BEGIN RECORDED DATA

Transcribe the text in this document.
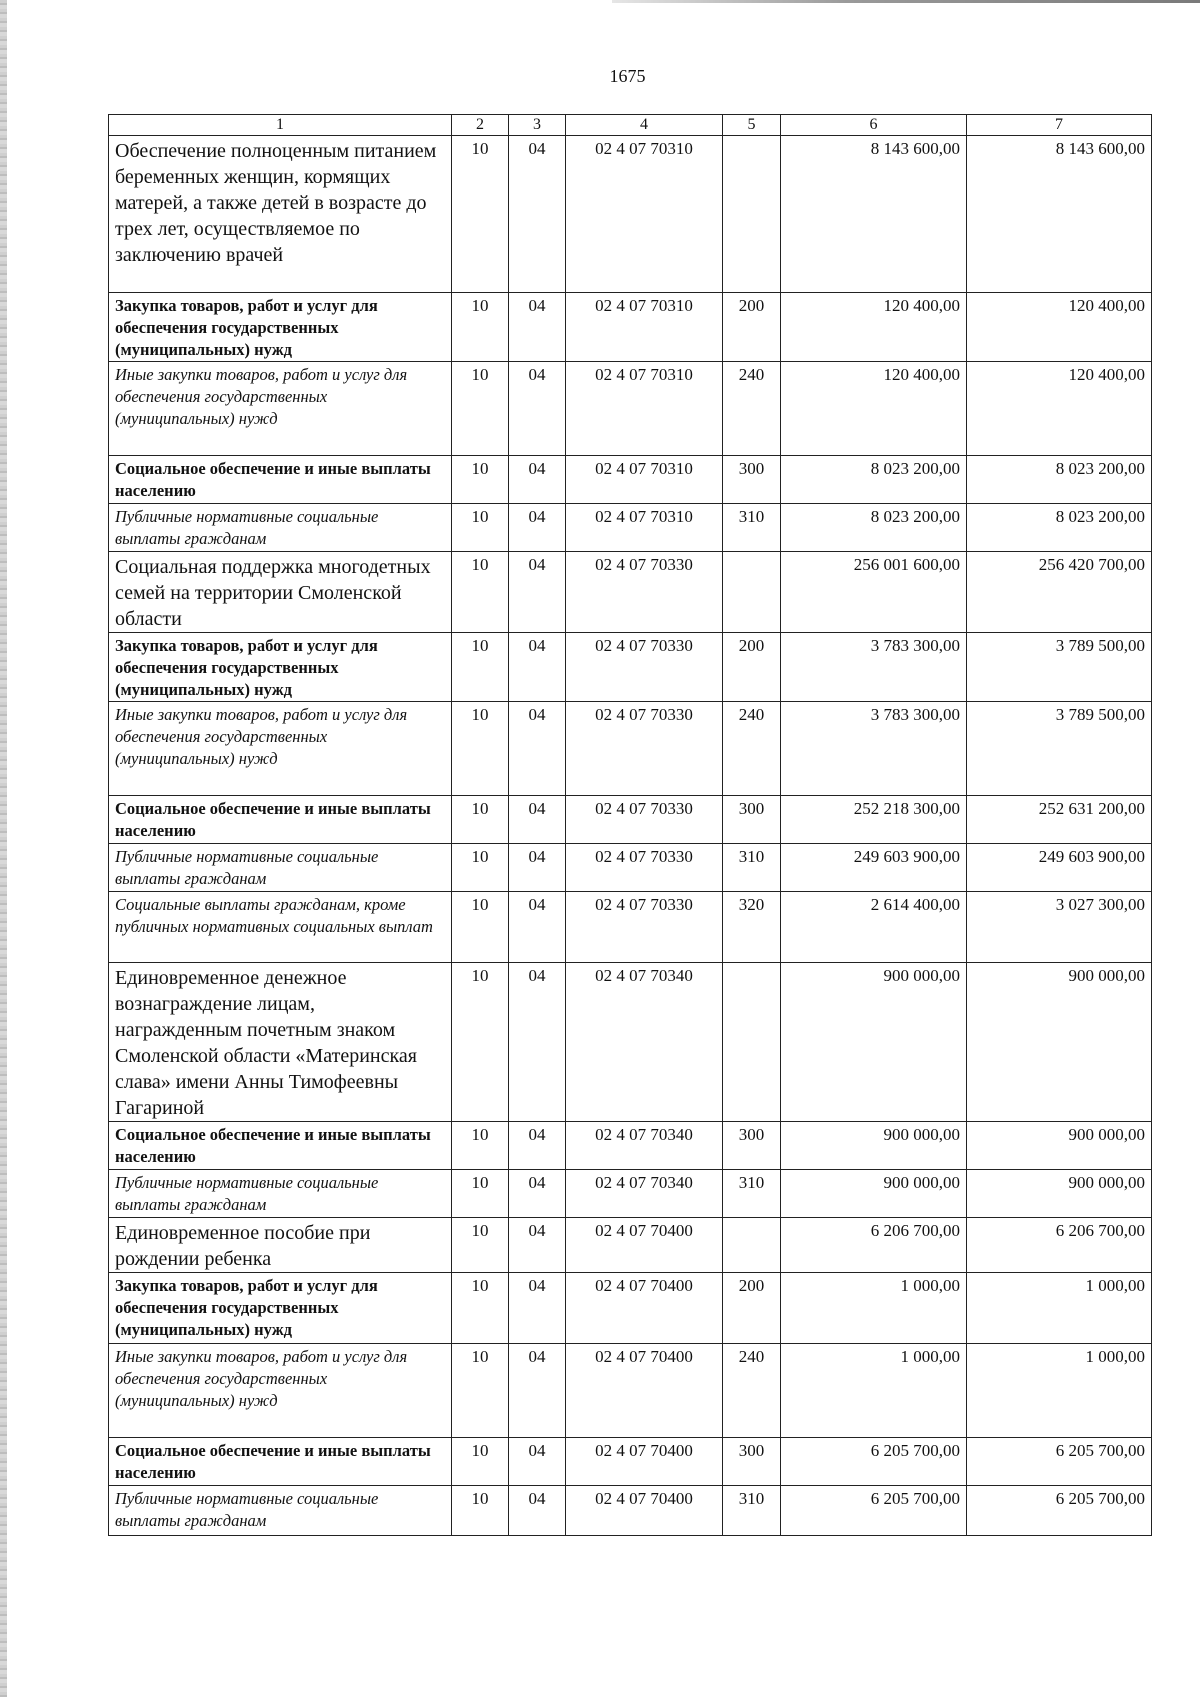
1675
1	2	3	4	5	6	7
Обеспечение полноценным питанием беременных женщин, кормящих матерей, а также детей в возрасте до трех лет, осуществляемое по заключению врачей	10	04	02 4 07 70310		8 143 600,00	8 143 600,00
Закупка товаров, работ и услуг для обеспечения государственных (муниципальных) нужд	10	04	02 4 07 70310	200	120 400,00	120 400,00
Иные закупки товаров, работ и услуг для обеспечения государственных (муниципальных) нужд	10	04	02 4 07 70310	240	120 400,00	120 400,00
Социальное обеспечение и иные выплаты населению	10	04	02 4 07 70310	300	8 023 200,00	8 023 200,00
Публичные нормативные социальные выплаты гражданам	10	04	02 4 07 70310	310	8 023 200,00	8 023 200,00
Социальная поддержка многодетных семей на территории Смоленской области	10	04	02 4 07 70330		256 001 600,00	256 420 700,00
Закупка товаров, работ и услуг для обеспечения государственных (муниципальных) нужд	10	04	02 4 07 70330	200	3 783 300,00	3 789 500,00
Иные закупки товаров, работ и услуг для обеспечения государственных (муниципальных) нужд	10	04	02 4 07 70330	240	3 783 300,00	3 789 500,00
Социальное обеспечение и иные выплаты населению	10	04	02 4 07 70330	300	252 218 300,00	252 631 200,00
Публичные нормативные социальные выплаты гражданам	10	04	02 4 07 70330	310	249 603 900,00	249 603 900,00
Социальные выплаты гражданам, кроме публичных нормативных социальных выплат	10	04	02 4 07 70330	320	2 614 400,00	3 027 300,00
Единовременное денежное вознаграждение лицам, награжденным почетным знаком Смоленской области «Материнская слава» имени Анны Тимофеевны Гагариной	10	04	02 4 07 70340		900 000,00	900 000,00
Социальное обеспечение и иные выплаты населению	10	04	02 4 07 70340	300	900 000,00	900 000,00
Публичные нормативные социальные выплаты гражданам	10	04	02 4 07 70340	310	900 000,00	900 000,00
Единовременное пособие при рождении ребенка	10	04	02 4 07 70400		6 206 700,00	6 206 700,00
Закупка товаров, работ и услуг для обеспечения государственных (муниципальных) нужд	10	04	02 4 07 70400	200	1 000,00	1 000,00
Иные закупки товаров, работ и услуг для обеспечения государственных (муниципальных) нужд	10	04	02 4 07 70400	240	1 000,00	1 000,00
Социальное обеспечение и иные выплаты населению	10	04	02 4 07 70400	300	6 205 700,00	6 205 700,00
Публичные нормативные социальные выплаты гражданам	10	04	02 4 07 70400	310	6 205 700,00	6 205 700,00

END RECORDED DATA

## EXERCISE TASK
Your copy should repeat each entry above exactly but contain no pictures.

## THE COMPLETED TASK
Transcribe the text in this document.
1675
1	2	3	4	5	6	7
Обеспечение полноценным питанием беременных женщин, кормящих матерей, а также детей в возрасте до трех лет, осуществляемое по заключению врачей	10	04	02 4 07 70310		8 143 600,00	8 143 600,00
Закупка товаров, работ и услуг для обеспечения государственных (муниципальных) нужд	10	04	02 4 07 70310	200	120 400,00	120 400,00
Иные закупки товаров, работ и услуг для обеспечения государственных (муниципальных) нужд	10	04	02 4 07 70310	240	120 400,00	120 400,00
Социальное обеспечение и иные выплаты населению	10	04	02 4 07 70310	300	8 023 200,00	8 023 200,00
Публичные нормативные социальные выплаты гражданам	10	04	02 4 07 70310	310	8 023 200,00	8 023 200,00
Социальная поддержка многодетных семей на территории Смоленской области	10	04	02 4 07 70330		256 001 600,00	256 420 700,00
Закупка товаров, работ и услуг для обеспечения государственных (муниципальных) нужд	10	04	02 4 07 70330	200	3 783 300,00	3 789 500,00
Иные закупки товаров, работ и услуг для обеспечения государственных (муниципальных) нужд	10	04	02 4 07 70330	240	3 783 300,00	3 789 500,00
Социальное обеспечение и иные выплаты населению	10	04	02 4 07 70330	300	252 218 300,00	252 631 200,00
Публичные нормативные социальные выплаты гражданам	10	04	02 4 07 70330	310	249 603 900,00	249 603 900,00
Социальные выплаты гражданам, кроме публичных нормативных социальных выплат	10	04	02 4 07 70330	320	2 614 400,00	3 027 300,00
Единовременное денежное вознаграждение лицам, награжденным почетным знаком Смоленской области «Материнская слава» имени Анны Тимофеевны Гагариной	10	04	02 4 07 70340		900 000,00	900 000,00
Социальное обеспечение и иные выплаты населению	10	04	02 4 07 70340	300	900 000,00	900 000,00
Публичные нормативные социальные выплаты гражданам	10	04	02 4 07 70340	310	900 000,00	900 000,00
Единовременное пособие при рождении ребенка	10	04	02 4 07 70400		6 206 700,00	6 206 700,00
Закупка товаров, работ и услуг для обеспечения государственных (муниципальных) нужд	10	04	02 4 07 70400	200	1 000,00	1 000,00
Иные закупки товаров, работ и услуг для обеспечения государственных (муниципальных) нужд	10	04	02 4 07 70400	240	1 000,00	1 000,00
Социальное обеспечение и иные выплаты населению	10	04	02 4 07 70400	300	6 205 700,00	6 205 700,00
Публичные нормативные социальные выплаты гражданам	10	04	02 4 07 70400	310	6 205 700,00	6 205 700,00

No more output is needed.